BEGIN

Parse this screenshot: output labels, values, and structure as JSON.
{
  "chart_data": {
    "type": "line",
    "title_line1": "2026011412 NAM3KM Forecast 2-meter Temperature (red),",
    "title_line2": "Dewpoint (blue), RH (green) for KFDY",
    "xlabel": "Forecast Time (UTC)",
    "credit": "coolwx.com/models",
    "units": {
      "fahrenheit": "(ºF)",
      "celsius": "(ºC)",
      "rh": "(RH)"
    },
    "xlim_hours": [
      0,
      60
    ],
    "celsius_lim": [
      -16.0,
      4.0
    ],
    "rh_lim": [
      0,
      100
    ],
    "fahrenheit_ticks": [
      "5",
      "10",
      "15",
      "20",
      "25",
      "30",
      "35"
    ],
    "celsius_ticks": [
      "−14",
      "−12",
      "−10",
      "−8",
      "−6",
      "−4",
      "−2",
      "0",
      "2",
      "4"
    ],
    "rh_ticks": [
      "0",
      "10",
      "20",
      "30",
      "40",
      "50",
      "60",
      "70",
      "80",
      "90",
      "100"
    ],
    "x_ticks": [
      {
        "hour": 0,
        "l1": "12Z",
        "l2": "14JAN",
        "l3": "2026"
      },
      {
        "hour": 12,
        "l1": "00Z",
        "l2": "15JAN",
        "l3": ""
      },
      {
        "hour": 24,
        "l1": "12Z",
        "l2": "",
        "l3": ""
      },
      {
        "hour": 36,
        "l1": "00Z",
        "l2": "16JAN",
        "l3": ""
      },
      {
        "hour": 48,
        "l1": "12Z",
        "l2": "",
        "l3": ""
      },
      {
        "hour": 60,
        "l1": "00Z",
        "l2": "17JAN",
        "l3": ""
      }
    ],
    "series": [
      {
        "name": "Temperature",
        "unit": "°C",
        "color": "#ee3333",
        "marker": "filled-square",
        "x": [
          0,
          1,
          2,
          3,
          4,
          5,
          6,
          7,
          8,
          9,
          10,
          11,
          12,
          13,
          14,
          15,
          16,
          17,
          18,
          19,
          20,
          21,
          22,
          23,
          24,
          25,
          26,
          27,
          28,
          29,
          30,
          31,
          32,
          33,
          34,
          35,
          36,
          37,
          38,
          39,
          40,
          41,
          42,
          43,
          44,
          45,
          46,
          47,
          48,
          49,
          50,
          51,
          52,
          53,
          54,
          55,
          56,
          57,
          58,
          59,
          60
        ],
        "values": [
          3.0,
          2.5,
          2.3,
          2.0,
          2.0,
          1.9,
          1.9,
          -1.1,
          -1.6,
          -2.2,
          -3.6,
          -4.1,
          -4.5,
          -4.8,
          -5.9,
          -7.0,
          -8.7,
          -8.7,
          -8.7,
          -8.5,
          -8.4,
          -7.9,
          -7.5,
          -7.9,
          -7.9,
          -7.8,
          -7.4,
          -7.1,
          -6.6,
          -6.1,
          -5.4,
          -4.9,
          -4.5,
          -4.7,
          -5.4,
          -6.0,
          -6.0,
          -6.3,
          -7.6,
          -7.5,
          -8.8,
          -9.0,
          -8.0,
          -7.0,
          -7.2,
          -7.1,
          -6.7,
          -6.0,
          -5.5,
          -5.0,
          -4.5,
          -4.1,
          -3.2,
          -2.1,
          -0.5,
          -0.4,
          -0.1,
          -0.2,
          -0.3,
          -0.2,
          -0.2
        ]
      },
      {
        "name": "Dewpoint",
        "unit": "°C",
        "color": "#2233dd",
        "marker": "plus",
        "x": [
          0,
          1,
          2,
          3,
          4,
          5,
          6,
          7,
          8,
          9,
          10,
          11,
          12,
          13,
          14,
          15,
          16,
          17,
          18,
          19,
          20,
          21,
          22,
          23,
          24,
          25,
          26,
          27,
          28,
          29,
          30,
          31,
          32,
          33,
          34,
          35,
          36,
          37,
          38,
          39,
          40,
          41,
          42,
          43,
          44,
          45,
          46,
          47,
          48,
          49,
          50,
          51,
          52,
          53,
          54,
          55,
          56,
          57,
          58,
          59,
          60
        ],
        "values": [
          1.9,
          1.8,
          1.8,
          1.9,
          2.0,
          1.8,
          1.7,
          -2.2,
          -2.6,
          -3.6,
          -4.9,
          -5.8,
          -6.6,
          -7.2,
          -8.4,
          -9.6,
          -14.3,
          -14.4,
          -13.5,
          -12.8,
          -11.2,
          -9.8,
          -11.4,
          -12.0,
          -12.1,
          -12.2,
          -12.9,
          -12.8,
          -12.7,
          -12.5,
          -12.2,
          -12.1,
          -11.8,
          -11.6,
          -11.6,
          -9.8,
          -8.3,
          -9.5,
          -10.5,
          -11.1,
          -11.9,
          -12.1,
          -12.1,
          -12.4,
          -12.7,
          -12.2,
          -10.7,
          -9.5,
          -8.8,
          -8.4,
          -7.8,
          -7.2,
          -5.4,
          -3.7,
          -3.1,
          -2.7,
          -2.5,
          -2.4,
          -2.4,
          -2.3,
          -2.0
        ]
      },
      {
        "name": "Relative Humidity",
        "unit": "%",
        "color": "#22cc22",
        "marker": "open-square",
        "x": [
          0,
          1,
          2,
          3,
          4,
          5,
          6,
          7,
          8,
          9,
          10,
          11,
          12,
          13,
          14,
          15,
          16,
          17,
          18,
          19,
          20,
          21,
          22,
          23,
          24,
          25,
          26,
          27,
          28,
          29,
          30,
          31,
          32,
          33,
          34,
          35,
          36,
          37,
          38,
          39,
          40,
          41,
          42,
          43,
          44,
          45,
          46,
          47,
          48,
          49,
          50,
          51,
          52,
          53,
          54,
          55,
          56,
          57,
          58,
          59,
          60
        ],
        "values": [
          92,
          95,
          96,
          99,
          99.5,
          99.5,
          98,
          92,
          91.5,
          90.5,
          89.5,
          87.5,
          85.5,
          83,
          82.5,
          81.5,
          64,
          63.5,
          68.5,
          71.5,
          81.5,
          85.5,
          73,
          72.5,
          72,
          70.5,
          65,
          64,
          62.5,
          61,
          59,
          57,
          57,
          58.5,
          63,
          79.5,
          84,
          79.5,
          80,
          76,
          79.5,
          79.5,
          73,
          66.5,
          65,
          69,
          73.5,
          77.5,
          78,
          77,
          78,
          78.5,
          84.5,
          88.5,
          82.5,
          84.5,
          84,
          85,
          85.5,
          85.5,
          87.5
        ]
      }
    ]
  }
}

END

From the data, pick out every line that includes "square".

[RESPONSE TO THE TASK]
        "marker": "filled-square",
        "marker": "open-square",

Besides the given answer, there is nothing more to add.